Figure collection entries:
────────────────────────────────────────
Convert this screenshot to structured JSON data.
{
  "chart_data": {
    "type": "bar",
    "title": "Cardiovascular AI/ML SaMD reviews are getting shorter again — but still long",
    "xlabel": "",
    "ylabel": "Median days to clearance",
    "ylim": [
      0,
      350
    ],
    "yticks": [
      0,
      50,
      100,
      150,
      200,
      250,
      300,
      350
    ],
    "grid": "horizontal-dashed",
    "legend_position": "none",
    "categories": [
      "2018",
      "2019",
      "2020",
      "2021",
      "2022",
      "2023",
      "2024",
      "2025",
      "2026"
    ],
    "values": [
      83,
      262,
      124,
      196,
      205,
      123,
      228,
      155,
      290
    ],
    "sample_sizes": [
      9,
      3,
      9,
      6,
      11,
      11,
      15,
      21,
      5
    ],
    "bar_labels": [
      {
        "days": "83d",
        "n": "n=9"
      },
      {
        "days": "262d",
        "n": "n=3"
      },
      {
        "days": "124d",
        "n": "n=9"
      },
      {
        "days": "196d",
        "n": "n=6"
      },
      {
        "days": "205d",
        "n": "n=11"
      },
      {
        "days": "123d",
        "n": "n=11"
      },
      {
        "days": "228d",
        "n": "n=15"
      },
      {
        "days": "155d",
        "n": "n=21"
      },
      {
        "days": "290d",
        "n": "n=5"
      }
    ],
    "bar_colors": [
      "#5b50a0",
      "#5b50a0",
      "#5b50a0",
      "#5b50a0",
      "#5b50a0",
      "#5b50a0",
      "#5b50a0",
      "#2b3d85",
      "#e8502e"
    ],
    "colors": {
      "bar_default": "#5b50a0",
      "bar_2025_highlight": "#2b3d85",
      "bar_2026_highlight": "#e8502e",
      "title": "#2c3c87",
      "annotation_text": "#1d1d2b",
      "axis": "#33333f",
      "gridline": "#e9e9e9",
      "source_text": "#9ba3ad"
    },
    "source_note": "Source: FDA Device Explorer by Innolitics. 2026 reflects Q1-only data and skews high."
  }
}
────────────────────────────────────────
> [Your task]: Identify each line of the material where the word "title" shows up, and copy it.

> [In response]:
    "title": "Cardiovascular AI/ML SaMD reviews are getting shorter again — but still long",
      "title": "#2c3c87",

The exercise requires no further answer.